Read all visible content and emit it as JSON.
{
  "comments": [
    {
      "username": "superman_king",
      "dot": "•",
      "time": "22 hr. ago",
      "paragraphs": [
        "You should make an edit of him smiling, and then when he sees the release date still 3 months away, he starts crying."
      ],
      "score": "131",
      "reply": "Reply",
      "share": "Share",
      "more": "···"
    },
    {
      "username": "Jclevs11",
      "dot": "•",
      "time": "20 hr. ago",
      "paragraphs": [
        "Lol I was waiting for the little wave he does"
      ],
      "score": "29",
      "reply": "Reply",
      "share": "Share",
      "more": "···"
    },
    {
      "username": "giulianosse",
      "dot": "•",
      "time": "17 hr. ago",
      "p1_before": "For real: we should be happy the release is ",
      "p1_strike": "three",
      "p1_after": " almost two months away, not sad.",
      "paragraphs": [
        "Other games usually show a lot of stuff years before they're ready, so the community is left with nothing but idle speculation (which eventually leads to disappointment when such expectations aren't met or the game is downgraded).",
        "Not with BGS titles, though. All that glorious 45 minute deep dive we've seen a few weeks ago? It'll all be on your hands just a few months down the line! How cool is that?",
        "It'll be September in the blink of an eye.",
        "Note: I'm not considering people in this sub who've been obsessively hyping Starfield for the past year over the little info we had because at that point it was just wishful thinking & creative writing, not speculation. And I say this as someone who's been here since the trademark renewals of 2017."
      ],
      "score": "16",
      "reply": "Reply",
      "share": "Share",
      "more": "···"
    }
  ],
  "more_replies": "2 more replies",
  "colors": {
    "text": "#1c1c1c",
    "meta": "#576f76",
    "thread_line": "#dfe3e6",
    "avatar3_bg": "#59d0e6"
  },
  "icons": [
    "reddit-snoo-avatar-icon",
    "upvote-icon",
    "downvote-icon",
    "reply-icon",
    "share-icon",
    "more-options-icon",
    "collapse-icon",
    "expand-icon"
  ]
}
****************
Written problem | Write out every line from the entries where "months" appears.

Solution to this problem |
        "You should make an edit of him smiling, and then when he sees the release date still 3 months away, he starts crying."
      "p1_after": " almost two months away, not sad.",
        "Not with BGS titles, though. All that glorious 45 minute deep dive we've seen a few weeks ago? It'll all be on your hands just a few months down the line! How cool is that?",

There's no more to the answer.